Given problem:
Repeat each record exactly. Any picture gets left out.

Saved entries:
_ _ _

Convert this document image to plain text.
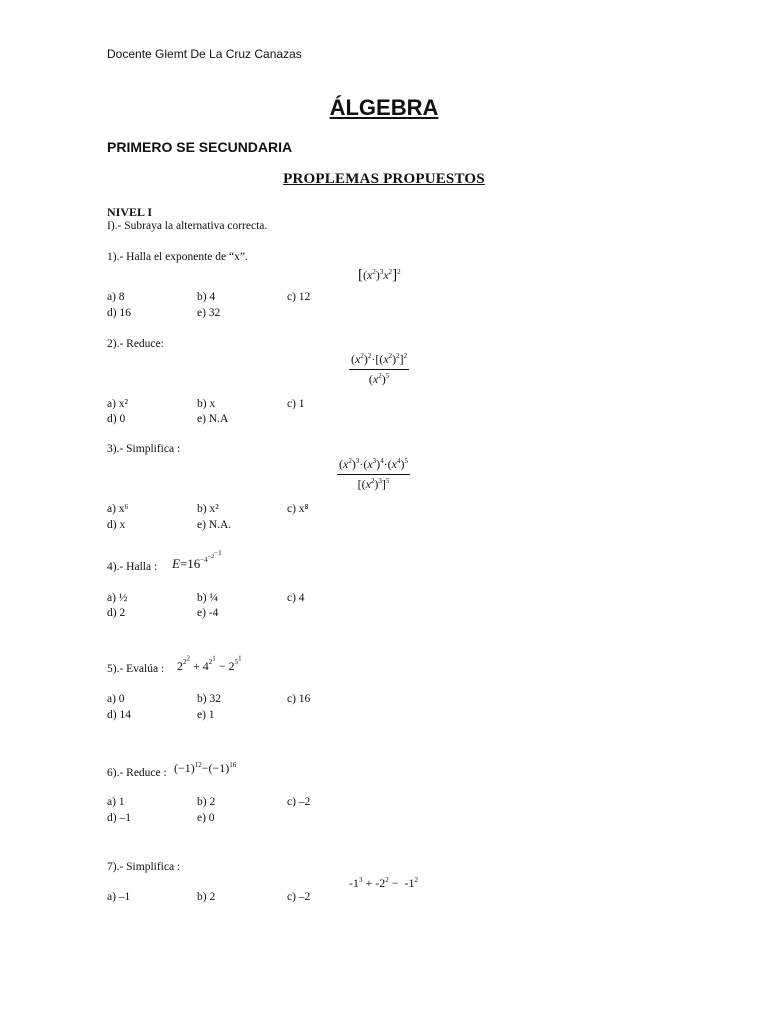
Docente Glemt De La Cruz Canazas
ÁLGEBRA
PRIMERO SE SECUNDARIA
PROPLEMAS PROPUESTOS
NIVEL I
I).- Subraya la alternativa correcta.
1).- Halla el exponente de “x”.
$[(x^2)^3x^2]^2$
a) 8	b) 4	c) 12
d) 16	e) 32
2).- Reduce:
$\frac{(x^2)^2\cdot[(x^2)^2]^2}{(x^2)^5}$
a) x²	b) x	c) 1
d) 0	e) N.A
3).- Simplifica :
$\frac{(x^2)^3\cdot(x^3)^4\cdot(x^4)^5}{[(x^2)^3]^5}$
a) x⁶	b) x²	c) x⁸
d) x	e) N.A.
4).- Halla : $E=16^{-4-2^{-1}}$
a) ½	b) ¼	c) 4
d) 2	e) -4
5).- Evalúa : $2^{2^2} + 4^{2^1} - 2^{5^1}$
a) 0	b) 32	c) 16
d) 14	e) 1
6).- Reduce : $(-1)^{12}-(-1)^{16}$
a) 1	b) 2	c) –2
d) –1	e) 0
7).- Simplifica :
$-1^3 + -2^2 - -1^2$
a) –1	b) 2	c) –2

_ _ _

Answer to this task:
Convert this document image to plain text.
Docente Glemt De La Cruz Canazas
ÁLGEBRA
PRIMERO SE SECUNDARIA
PROPLEMAS PROPUESTOS
NIVEL I
I).- Subraya la alternativa correcta.
1).- Halla el exponente de “x”.
$[(x^2)^3x^2]^2$
a) 8	b) 4	c) 12
d) 16	e) 32
2).- Reduce:
$\frac{(x^2)^2\cdot[(x^2)^2]^2}{(x^2)^5}$
a) x²	b) x	c) 1
d) 0	e) N.A
3).- Simplifica :
$\frac{(x^2)^3\cdot(x^3)^4\cdot(x^4)^5}{[(x^2)^3]^5}$
a) x⁶	b) x²	c) x⁸
d) x	e) N.A.
4).- Halla : $E=16^{-4-2^{-1}}$
a) ½	b) ¼	c) 4
d) 2	e) -4
5).- Evalúa : $2^{2^2} + 4^{2^1} - 2^{5^1}$
a) 0	b) 32	c) 16
d) 14	e) 1
6).- Reduce : $(-1)^{12}-(-1)^{16}$
a) 1	b) 2	c) –2
d) –1	e) 0
7).- Simplifica :
$-1^3 + -2^2 - -1^2$
a) –1	b) 2	c) –2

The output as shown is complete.